▶ **AVAILABLE RECORDS**
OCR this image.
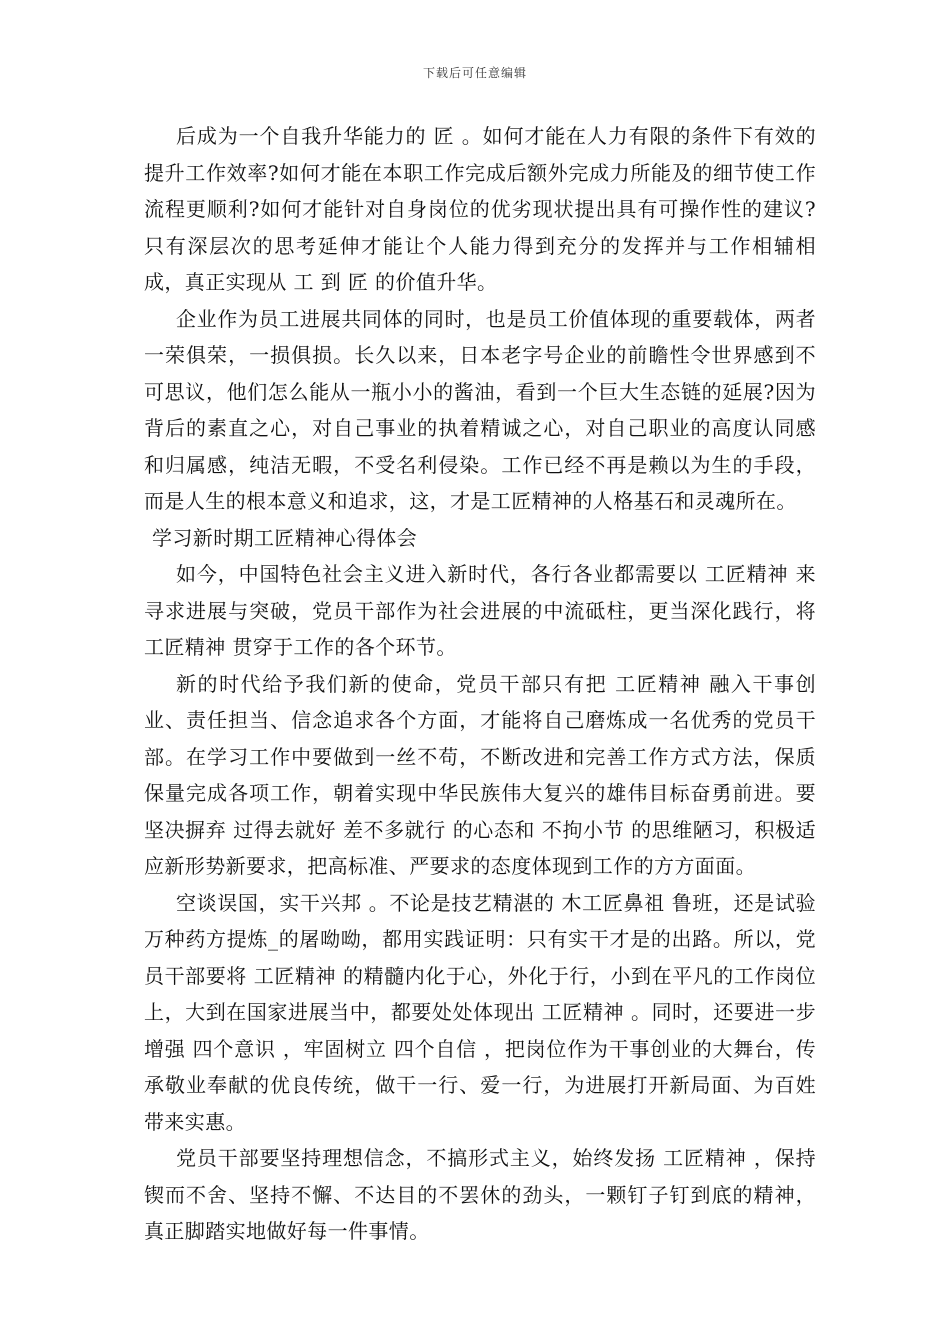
下载后可任意编辑

后成为一个自我升华能力的 匠 。如何才能在人力有限的条件下有效的提升工作效率?如何才能在本职工作完成后额外完成力所能及的细节使工作流程更顺利?如何才能针对自身岗位的优劣现状提出具有可操作性的建议?只有深层次的思考延伸才能让个人能力得到充分的发挥并与工作相辅相成，真正实现从 工 到 匠 的价值升华。

企业作为员工进展共同体的同时，也是员工价值体现的重要载体，两者一荣俱荣，一损俱损。长久以来，日本老字号企业的前瞻性令世界感到不可思议，他们怎么能从一瓶小小的酱油，看到一个巨大生态链的延展?因为背后的素直之心，对自己事业的执着精诚之心，对自己职业的高度认同感和归属感，纯洁无暇，不受名利侵染。工作已经不再是赖以为生的手段，而是人生的根本意义和追求，这，才是工匠精神的人格基石和灵魂所在。

学习新时期工匠精神心得体会

如今，中国特色社会主义进入新时代，各行各业都需要以 工匠精神 来寻求进展与突破，党员干部作为社会进展的中流砥柱，更当深化践行，将 工匠精神 贯穿于工作的各个环节。

新的时代给予我们新的使命，党员干部只有把 工匠精神 融入干事创业、责任担当、信念追求各个方面，才能将自己磨炼成一名优秀的党员干部。在学习工作中要做到一丝不苟，不断改进和完善工作方式方法，保质保量完成各项工作，朝着实现中华民族伟大复兴的雄伟目标奋勇前进。要坚决摒弃 过得去就好 差不多就行 的心态和 不拘小节 的思维陋习，积极适应新形势新要求，把高标准、严要求的态度体现到工作的方方面面。

空谈误国，实干兴邦 。不论是技艺精湛的 木工匠鼻祖 鲁班，还是试验万种药方提炼_的屠呦呦，都用实践证明：只有实干才是的出路。所以，党员干部要将 工匠精神 的精髓内化于心，外化于行，小到在平凡的工作岗位上，大到在国家进展当中，都要处处体现出 工匠精神 。同时，还要进一步增强 四个意识 ，牢固树立 四个自信 ，把岗位作为干事创业的大舞台，传承敬业奉献的优良传统，做干一行、爱一行，为进展打开新局面、为百姓带来实惠。

党员干部要坚持理想信念，不搞形式主义，始终发扬 工匠精神 ，保持锲而不舍、坚持不懈、不达目的不罢休的劲头，一颗钉子钉到底的精神，真正脚踏实地做好每一件事情。
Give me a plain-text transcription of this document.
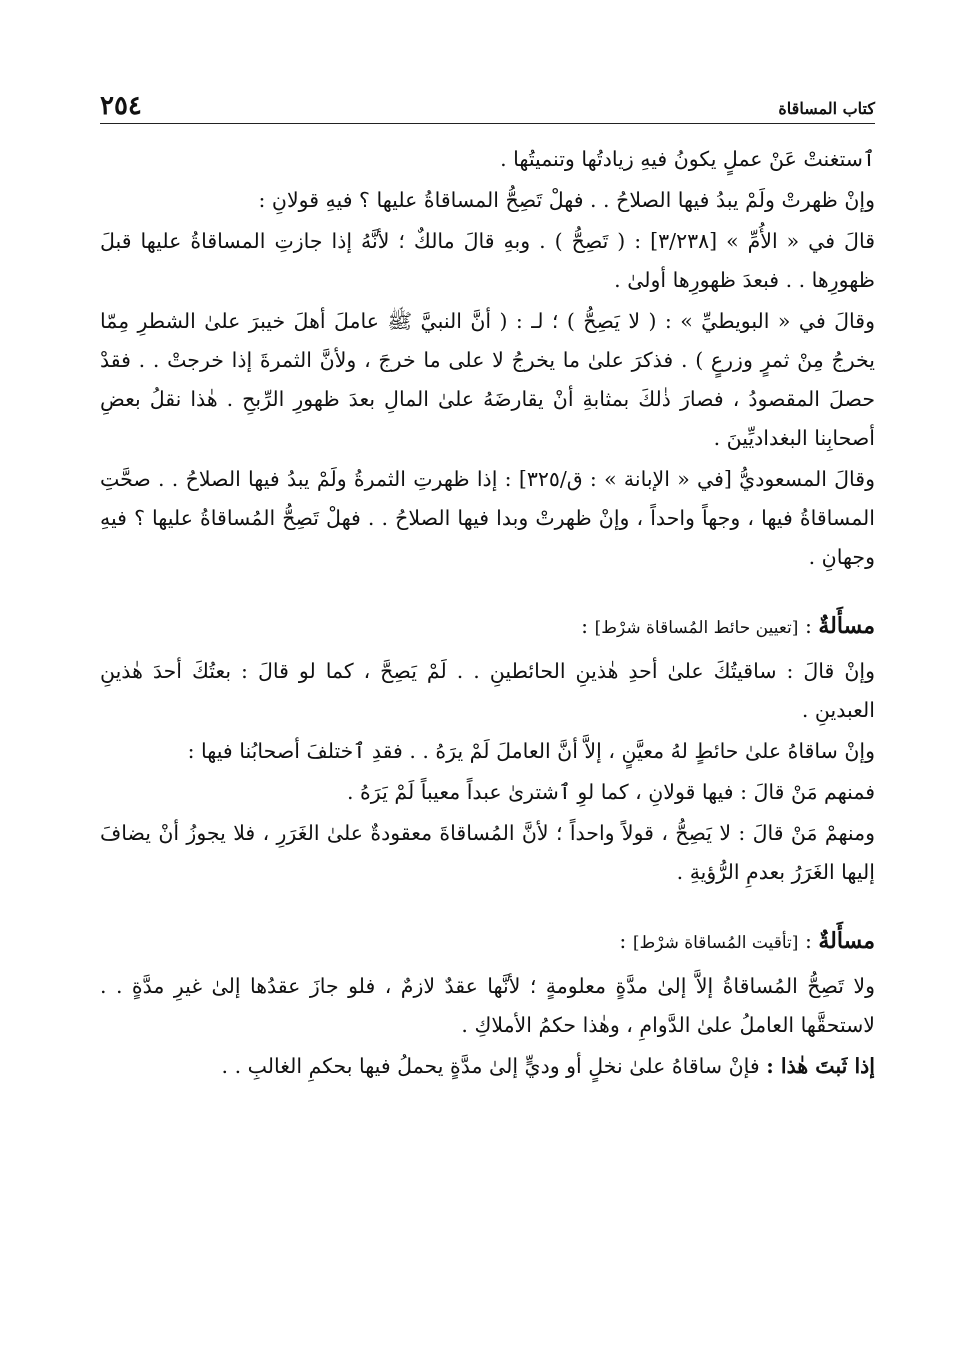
كتاب المساقاة
٢٥٤

ٱستغنتْ عَنْ عملٍ يكونُ فيهِ زيادتُها وتنميتُها .

وإنْ ظهرتْ ولَمْ يبدُ فيها الصلاحُ . . فهلْ تَصِحُّ المساقاةُ عليها ؟ فيهِ قولانِ :

قالَ في « الأُمِّ » [٣/٢٣٨] : ( تَصِحُّ ) . وبهِ قالَ مالكٌ ؛ لأنَّهُ إذا جازتِ المساقاةُ عليها قبلَ ظهورِها . . فبعدَ ظهورِها أولىٰ .

وقالَ في « البويطيِّ » : ( لا يَصِحُّ ) ؛ لـ : ( أنَّ النبيَّ ﷺ عاملَ أهلَ خيبرَ علىٰ الشطرِ مِمّا يخرجُ مِنْ ثمرٍ وزرعٍ ) . فذكرَ علىٰ ما يخرجُ لا على ما خرجَ ، ولأنَّ الثمرةَ إذا خرجتْ . . فقدْ حصلَ المقصودُ ، فصارَ ذٰلكَ بمثابةِ أنْ يقارضَهُ علىٰ المالِ بعدَ ظهورِ الرِّبحِ . هٰذا نقلُ بعضِ أصحابِنا البغداديِّينَ .

وقالَ المسعوديُّ [في « الإبانة » : ق/٣٢٥] : إذا ظهرتِ الثمرةُ ولَمْ يبدُ فيها الصلاحُ . . صحَّتِ المساقاةُ فيها ، وجهاً واحداً ، وإنْ ظهرتْ وبدا فيها الصلاحُ . . فهلْ تَصِحُّ المُساقاةُ عليها ؟ فيهِ وجهانِ .

مسأَلةٌ : [تعيين حائط المُساقاة شرْط] :

وإنْ قالَ : ساقيتُكَ علىٰ أحدِ هٰذينِ الحائطينِ . . لَمْ يَصِحَّ ، كما لو قالَ : بعتُكَ أحدَ هٰذينِ العبدينِ .

وإنْ ساقاهُ علىٰ حائطٍ لهُ معيَّنٍ ، إلاَّ أنَّ العاملَ لَمْ يرَهُ . . فقدِ ٱختلفَ أصحابُنا فيها :

فمنهم مَنْ قالَ : فيها قولانِ ، كما لوِ ٱشترىٰ عبداً معيباً لَمْ يَرَهُ .

ومنهمْ مَنْ قالَ : لا يَصِحُّ ، قولاً واحداً ؛ لأنَّ المُساقاةَ معقودةٌ علىٰ الغَرَرِ ، فلا يجوزُ أنْ يضافَ إليها الغَرَرُ بعدمِ الرُّؤيةِ .

مسأَلةٌ : [تأقيت المُساقاة شرْط] :

ولا تَصِحُّ المُساقاةُ إلاَّ إلىٰ مدَّةٍ معلومةٍ ؛ لأنَّها عقدٌ لازمٌ ، فلو جازَ عقدُها إلىٰ غيرِ مدَّةٍ . . لاستحقَّها العاملُ علىٰ الدَّوامِ ، وهٰذا حكمُ الأملاكِ .

إذا ثَبتَ هٰذا : فإنْ ساقاهُ علىٰ نخلٍ أو وديٍّ إلىٰ مدَّةٍ يحملُ فيها بحكمِ الغالبِ . .
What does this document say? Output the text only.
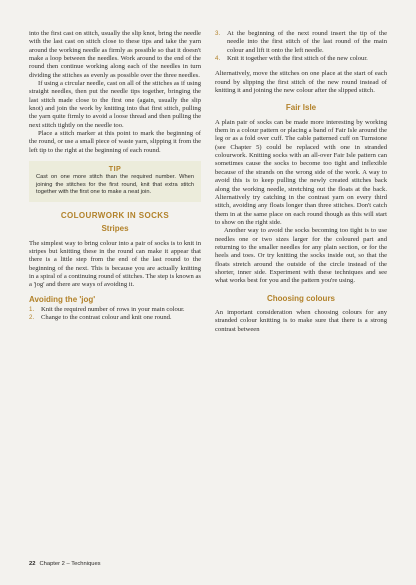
into the first cast on stitch, usually the slip knot, bring the needle with the last cast on stitch close to these tips and take the yarn around the working needle as firmly as possible so that it doesn't make a loop between the needles. Work around to the end of the round then continue working along each of the needles in turn dividing the stitches as evenly as possible over the three needles.

If using a circular needle, cast on all of the stitches as if using straight needles, then put the needle tips together, bringing the last stitch made close to the first one (again, usually the slip knot) and join the work by knitting into that first stitch, pulling the yarn quite firmly to avoid a loose thread and then pulling the next stitch tightly on the needle too.

Place a stitch marker at this point to mark the beginning of the round, or use a small piece of waste yarn, slipping it from the left tip to the right at the beginning of each round.

TIP

Cast on one more stitch than the required number. When joining the stitches for the first round, knit that extra stitch together with the first one to make a neat join.

COLOURWORK IN SOCKS
Stripes

The simplest way to bring colour into a pair of socks is to knit in stripes but knitting these in the round can make it appear that there is a little step from the end of the last round to the beginning of the next. This is because you are actually knitting in a spiral of a continuing round of stitches. The step is known as a 'jog' and there are ways of avoiding it.

Avoiding the 'jog'
1. Knit the required number of rows in your main colour.
2. Change to the contrast colour and knit one round.
3. At the beginning of the next round insert the tip of the needle into the first stitch of the last round of the main colour and lift it onto the left needle.
4. Knit it together with the first stitch of the new colour.

Alternatively, move the stitches on one place at the start of each round by slipping the first stitch of the new round instead of knitting it and joining the new colour after the slipped stitch.

Fair Isle

A plain pair of socks can be made more interesting by working them in a colour pattern or placing a band of Fair Isle around the leg or as a fold over cuff. The cable patterned cuff on Turnstone (see Chapter 5) could be replaced with one in stranded colourwork. Knitting socks with an all-over Fair Isle pattern can sometimes cause the socks to become too tight and inflexible because of the strands on the wrong side of the work. A way to avoid this is to keep pulling the newly created stitches back along the working needle, stretching out the floats at the back. Alternatively try catching in the contrast yarn on every third stitch, avoiding any floats longer than three stitches. Don't catch them in at the same place on each round though as this will start to show on the right side.

Another way to avoid the socks becoming too tight is to use needles one or two sizes larger for the coloured part and returning to the smaller needles for any plain section, or for the heels and toes. Or try knitting the socks inside out, so that the floats stretch around the outside of the circle instead of the shorter, inner side. Experiment with these techniques and see what works best for you and the pattern you're using.

Choosing colours

An important consideration when choosing colours for any stranded colour knitting is to make sure that there is a strong contrast between

22 Chapter 2 – Techniques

▶ **WHAT THIS TASK INVOLVES**
Select all lines with the word "colours" from the entries above.

▶ **ANSWER TO THIS EXERCISE**
Choosing colours
An important consideration when choosing colours for any stranded colour knitting is to make sure that there is a strong contrast between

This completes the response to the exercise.